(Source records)
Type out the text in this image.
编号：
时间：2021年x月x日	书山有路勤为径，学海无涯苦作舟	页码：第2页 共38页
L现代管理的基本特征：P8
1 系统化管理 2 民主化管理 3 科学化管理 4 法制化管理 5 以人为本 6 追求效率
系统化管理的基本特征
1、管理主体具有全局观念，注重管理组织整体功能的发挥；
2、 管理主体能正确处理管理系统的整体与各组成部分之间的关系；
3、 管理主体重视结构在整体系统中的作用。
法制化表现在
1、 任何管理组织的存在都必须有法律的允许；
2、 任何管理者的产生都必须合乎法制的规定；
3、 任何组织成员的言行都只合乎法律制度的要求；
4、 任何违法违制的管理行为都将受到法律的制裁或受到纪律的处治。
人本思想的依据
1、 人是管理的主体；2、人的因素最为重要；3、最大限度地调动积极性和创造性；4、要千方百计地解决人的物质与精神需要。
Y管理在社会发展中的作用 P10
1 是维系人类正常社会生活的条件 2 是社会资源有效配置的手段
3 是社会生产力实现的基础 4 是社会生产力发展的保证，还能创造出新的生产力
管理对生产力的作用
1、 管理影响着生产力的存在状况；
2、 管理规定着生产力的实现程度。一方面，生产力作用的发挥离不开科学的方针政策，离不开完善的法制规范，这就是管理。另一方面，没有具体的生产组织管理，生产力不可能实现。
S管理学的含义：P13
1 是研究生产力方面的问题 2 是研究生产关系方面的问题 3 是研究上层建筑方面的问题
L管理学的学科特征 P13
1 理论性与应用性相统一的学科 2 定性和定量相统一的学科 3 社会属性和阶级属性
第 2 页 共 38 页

→ **Set exercise**
The records above need to be transcribed in full. Keep every character unchanged.

→ **Result of the task**
Type out the text in this image.
编号：
时间：2021年x月x日	书山有路勤为径，学海无涯苦作舟	页码：第2页 共38页
L现代管理的基本特征：P8
1 系统化管理 2 民主化管理 3 科学化管理 4 法制化管理 5 以人为本 6 追求效率
系统化管理的基本特征
1、管理主体具有全局观念，注重管理组织整体功能的发挥；
2、 管理主体能正确处理管理系统的整体与各组成部分之间的关系；
3、 管理主体重视结构在整体系统中的作用。
法制化表现在
1、 任何管理组织的存在都必须有法律的允许；
2、 任何管理者的产生都必须合乎法制的规定；
3、 任何组织成员的言行都只合乎法律制度的要求；
4、 任何违法违制的管理行为都将受到法律的制裁或受到纪律的处治。
人本思想的依据
1、 人是管理的主体；2、人的因素最为重要；3、最大限度地调动积极性和创造性；4、要千方百计地解决人的物质与精神需要。
Y管理在社会发展中的作用 P10
1 是维系人类正常社会生活的条件 2 是社会资源有效配置的手段
3 是社会生产力实现的基础 4 是社会生产力发展的保证，还能创造出新的生产力
管理对生产力的作用
1、 管理影响着生产力的存在状况；
2、 管理规定着生产力的实现程度。一方面，生产力作用的发挥离不开科学的方针政策，离不开完善的法制规范，这就是管理。另一方面，没有具体的生产组织管理，生产力不可能实现。
S管理学的含义：P13
1 是研究生产力方面的问题 2 是研究生产关系方面的问题 3 是研究上层建筑方面的问题
L管理学的学科特征 P13
1 理论性与应用性相统一的学科 2 定性和定量相统一的学科 3 社会属性和阶级属性
第 2 页 共 38 页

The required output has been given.